#### [Figure contents as structured data]
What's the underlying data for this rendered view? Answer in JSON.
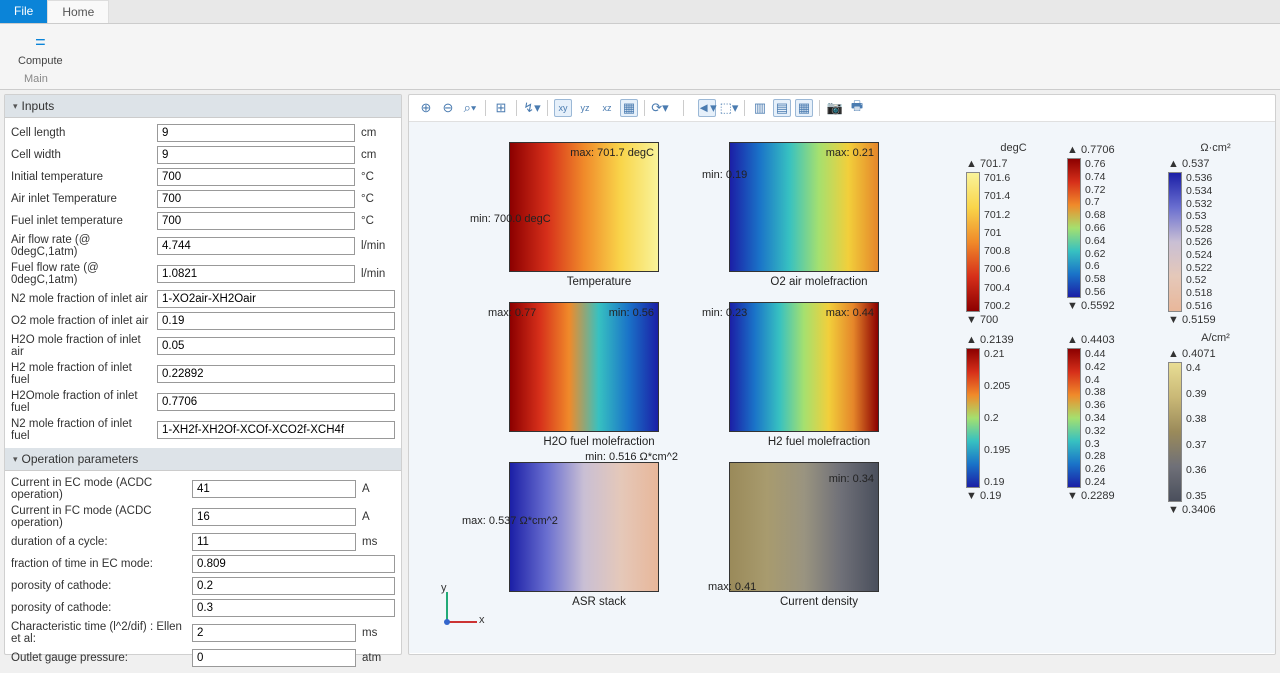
{
  "tabs": {
    "file": "File",
    "home": "Home"
  },
  "ribbon": {
    "compute": "Compute",
    "group": "Main"
  },
  "sections": {
    "inputs": "Inputs",
    "opparams": "Operation parameters"
  },
  "inputs": [
    {
      "label": "Cell length",
      "value": "9",
      "unit": "cm"
    },
    {
      "label": "Cell width",
      "value": "9",
      "unit": "cm"
    },
    {
      "label": "Initial temperature",
      "value": "700",
      "unit": "°C"
    },
    {
      "label": "Air inlet Temperature",
      "value": "700",
      "unit": "°C"
    },
    {
      "label": "Fuel inlet temperature",
      "value": "700",
      "unit": "°C"
    },
    {
      "label": "Air flow rate (@ 0degC,1atm)",
      "value": "4.744",
      "unit": "l/min"
    },
    {
      "label": "Fuel flow rate (@ 0degC,1atm)",
      "value": "1.0821",
      "unit": "l/min"
    },
    {
      "label": "N2 mole fraction of inlet air",
      "value": "1-XO2air-XH2Oair",
      "unit": ""
    },
    {
      "label": "O2 mole fraction of inlet air",
      "value": "0.19",
      "unit": ""
    },
    {
      "label": "H2O mole fraction of inlet air",
      "value": "0.05",
      "unit": ""
    },
    {
      "label": "H2 mole fraction of inlet fuel",
      "value": "0.22892",
      "unit": ""
    },
    {
      "label": "H2Omole fraction of inlet fuel",
      "value": "0.7706",
      "unit": ""
    },
    {
      "label": "N2 mole fraction of inlet fuel",
      "value": "1-XH2f-XH2Of-XCOf-XCO2f-XCH4f",
      "unit": ""
    }
  ],
  "opparams": [
    {
      "label": "Current in EC mode (ACDC operation)",
      "value": "41",
      "unit": "A"
    },
    {
      "label": "Current in FC mode (ACDC operation)",
      "value": "16",
      "unit": "A"
    },
    {
      "label": "duration of  a cycle:",
      "value": "11",
      "unit": "ms"
    },
    {
      "label": "fraction of time in EC mode:",
      "value": "0.809",
      "unit": ""
    },
    {
      "label": "porosity of cathode:",
      "value": "0.2",
      "unit": ""
    },
    {
      "label": "porosity of cathode:",
      "value": "0.3",
      "unit": ""
    },
    {
      "label": "Characteristic time (l^2/dif) : Ellen et al:",
      "value": "2",
      "unit": "ms"
    },
    {
      "label": "Outlet gauge pressure:",
      "value": "0",
      "unit": "atm"
    }
  ],
  "plots": [
    {
      "caption": "Temperature",
      "maxlabel": "max: 701.7 degC",
      "minlabel": "min: 700.0 degC",
      "grad": "linear-gradient(90deg,#8c0000,#d62f1a,#f08a2a,#f9d54a,#f9f39a)",
      "maxpos": "top:4px;right:4px",
      "minpos": "top:70px;left:-40px"
    },
    {
      "caption": "O2 air molefraction",
      "maxlabel": "max: 0.21",
      "minlabel": "min: 0.19",
      "grad": "linear-gradient(90deg,#1b1fa6,#1a73c8,#37c1c1,#a5e06f,#f2cf3b,#e5862a)",
      "maxpos": "top:4px;right:4px",
      "minpos": "top:26px;left:-28px"
    },
    {
      "caption": "H2O fuel molefraction",
      "maxlabel": "max: 0.77",
      "minlabel": "min: 0.56",
      "grad": "linear-gradient(90deg,#8c0000,#d62f1a,#f08a2a,#37c1c1,#1a73c8,#1b1fa6)",
      "maxpos": "top:4px;left:-22px",
      "minpos": "top:4px;right:4px"
    },
    {
      "caption": "H2 fuel molefraction",
      "maxlabel": "max: 0.44",
      "minlabel": "min: 0.23",
      "grad": "linear-gradient(90deg,#1b1fa6,#1a73c8,#37c1c1,#a5e06f,#f2cf3b,#e5862a,#8c0000)",
      "maxpos": "top:4px;right:4px",
      "minpos": "top:4px;left:-28px"
    },
    {
      "caption": "ASR stack",
      "maxlabel": "max: 0.537 Ω*cm^2",
      "minlabel": "min: 0.516 Ω*cm^2",
      "grad": "linear-gradient(90deg,#1b1fa6,#6a6fd0,#c9bfd4,#e5c8b9,#e8b79a)",
      "maxpos": "top:52px;left:-48px",
      "minpos": "top:-12px;right:-20px"
    },
    {
      "caption": "Current density",
      "maxlabel": "max: 0.41",
      "minlabel": "min: 0.34",
      "grad": "linear-gradient(90deg,#9a8a5a,#a89b6e,#9a9480,#6f7078,#4a4f5c)",
      "maxpos": "bottom:-2px;left:-22px",
      "minpos": "top:10px;right:4px"
    }
  ],
  "legends_row1": [
    {
      "unit": "degC",
      "max": "▲ 701.7",
      "min": "▼ 700",
      "ticks": [
        "701.6",
        "701.4",
        "701.2",
        "701",
        "700.8",
        "700.6",
        "700.4",
        "700.2"
      ],
      "bar": "linear-gradient(180deg,#f9f39a,#f9d54a,#f08a2a,#d62f1a,#8c0000)"
    },
    {
      "unit": "",
      "max": "▲ 0.7706",
      "min": "▼ 0.5592",
      "ticks": [
        "0.76",
        "0.74",
        "0.72",
        "0.7",
        "0.68",
        "0.66",
        "0.64",
        "0.62",
        "0.6",
        "0.58",
        "0.56"
      ],
      "bar": "linear-gradient(180deg,#8c0000,#d62f1a,#f08a2a,#a5e06f,#37c1c1,#1a73c8,#1b1fa6)"
    },
    {
      "unit": "Ω·cm²",
      "max": "▲ 0.537",
      "min": "▼ 0.5159",
      "ticks": [
        "0.536",
        "0.534",
        "0.532",
        "0.53",
        "0.528",
        "0.526",
        "0.524",
        "0.522",
        "0.52",
        "0.518",
        "0.516"
      ],
      "bar": "linear-gradient(180deg,#1b1fa6,#6a6fd0,#c9bfd4,#e5c8b9,#e8b79a)"
    }
  ],
  "legends_row2": [
    {
      "unit": "",
      "max": "▲ 0.2139",
      "min": "▼ 0.19",
      "ticks": [
        "0.21",
        "0.205",
        "0.2",
        "0.195",
        "0.19"
      ],
      "bar": "linear-gradient(180deg,#8c0000,#d62f1a,#f08a2a,#a5e06f,#37c1c1,#1a73c8,#1b1fa6)"
    },
    {
      "unit": "",
      "max": "▲ 0.4403",
      "min": "▼ 0.2289",
      "ticks": [
        "0.44",
        "0.42",
        "0.4",
        "0.38",
        "0.36",
        "0.34",
        "0.32",
        "0.3",
        "0.28",
        "0.26",
        "0.24"
      ],
      "bar": "linear-gradient(180deg,#8c0000,#d62f1a,#f08a2a,#a5e06f,#37c1c1,#1a73c8,#1b1fa6)"
    },
    {
      "unit": "A/cm²",
      "max": "▲ 0.4071",
      "min": "▼ 0.3406",
      "ticks": [
        "0.4",
        "0.39",
        "0.38",
        "0.37",
        "0.36",
        "0.35"
      ],
      "bar": "linear-gradient(180deg,#e8dd94,#c9b876,#9a8a5a,#6f7078,#4a4f5c)"
    }
  ],
  "axis": {
    "y": "y",
    "x": "x"
  }
}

#### [Goal]
Provide the number of lines in these entries that hold the word "opparams", without any accompanying text.

#### [Written solution]
2